*THE RECORDS*.
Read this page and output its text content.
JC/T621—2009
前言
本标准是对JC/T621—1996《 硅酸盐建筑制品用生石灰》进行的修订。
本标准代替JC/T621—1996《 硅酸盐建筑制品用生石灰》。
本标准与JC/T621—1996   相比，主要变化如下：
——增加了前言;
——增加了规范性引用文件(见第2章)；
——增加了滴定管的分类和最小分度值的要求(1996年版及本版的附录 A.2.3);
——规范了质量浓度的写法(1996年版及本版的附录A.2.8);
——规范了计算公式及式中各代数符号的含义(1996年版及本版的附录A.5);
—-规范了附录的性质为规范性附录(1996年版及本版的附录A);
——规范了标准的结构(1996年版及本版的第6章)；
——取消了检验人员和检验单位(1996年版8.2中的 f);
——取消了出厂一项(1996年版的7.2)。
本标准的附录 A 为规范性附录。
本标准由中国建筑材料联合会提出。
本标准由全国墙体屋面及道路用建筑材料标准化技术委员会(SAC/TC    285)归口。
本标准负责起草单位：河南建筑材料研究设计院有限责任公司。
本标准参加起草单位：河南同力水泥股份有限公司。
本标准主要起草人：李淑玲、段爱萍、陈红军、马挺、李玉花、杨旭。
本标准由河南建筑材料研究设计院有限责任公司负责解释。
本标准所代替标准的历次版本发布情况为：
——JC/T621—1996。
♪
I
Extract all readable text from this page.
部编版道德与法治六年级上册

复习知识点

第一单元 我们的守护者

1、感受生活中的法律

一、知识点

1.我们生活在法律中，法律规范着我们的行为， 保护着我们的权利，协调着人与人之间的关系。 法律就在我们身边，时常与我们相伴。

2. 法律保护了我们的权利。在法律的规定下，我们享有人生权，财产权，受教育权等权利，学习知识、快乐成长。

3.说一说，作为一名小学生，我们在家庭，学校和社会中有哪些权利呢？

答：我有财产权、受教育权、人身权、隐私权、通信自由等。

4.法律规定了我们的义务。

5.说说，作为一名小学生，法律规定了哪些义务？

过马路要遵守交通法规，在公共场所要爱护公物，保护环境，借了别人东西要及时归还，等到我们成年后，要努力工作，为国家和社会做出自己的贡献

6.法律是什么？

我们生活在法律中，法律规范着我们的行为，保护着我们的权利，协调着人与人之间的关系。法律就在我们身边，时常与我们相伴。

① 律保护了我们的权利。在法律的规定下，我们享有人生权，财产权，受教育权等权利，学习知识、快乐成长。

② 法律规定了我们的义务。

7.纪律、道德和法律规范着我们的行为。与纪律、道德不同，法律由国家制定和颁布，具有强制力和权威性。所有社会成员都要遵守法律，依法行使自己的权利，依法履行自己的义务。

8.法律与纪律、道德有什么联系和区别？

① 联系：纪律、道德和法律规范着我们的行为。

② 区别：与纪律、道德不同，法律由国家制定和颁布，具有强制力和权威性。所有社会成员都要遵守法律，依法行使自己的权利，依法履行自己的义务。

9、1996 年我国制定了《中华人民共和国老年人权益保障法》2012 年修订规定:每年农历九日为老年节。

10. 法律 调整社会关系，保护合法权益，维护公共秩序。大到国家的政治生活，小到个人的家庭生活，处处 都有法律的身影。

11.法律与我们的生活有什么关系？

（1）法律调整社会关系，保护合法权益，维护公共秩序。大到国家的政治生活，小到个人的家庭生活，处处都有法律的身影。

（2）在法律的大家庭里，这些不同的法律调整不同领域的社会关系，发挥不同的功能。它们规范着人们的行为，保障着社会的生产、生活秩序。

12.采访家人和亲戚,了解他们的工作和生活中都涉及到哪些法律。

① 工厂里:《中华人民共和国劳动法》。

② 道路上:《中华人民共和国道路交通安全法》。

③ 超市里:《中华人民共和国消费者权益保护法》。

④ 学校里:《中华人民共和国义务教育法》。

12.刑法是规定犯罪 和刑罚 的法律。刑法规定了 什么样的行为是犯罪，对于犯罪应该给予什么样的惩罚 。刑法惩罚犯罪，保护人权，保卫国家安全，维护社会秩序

*THE EXERCISE*. Out of the records, collect only those lines that contain the string "道德和法律规范着我们的行为".

*CORRECT RESPONSE*.
7.纪律、道德和法律规范着我们的行为。与纪律、道德不同，法律由国家制定和颁布，具有强制力和权威性。所有社会成员都要遵守法律，依法行使自己的权利，依法履行自己的义务。
① 联系：纪律、道德和法律规范着我们的行为。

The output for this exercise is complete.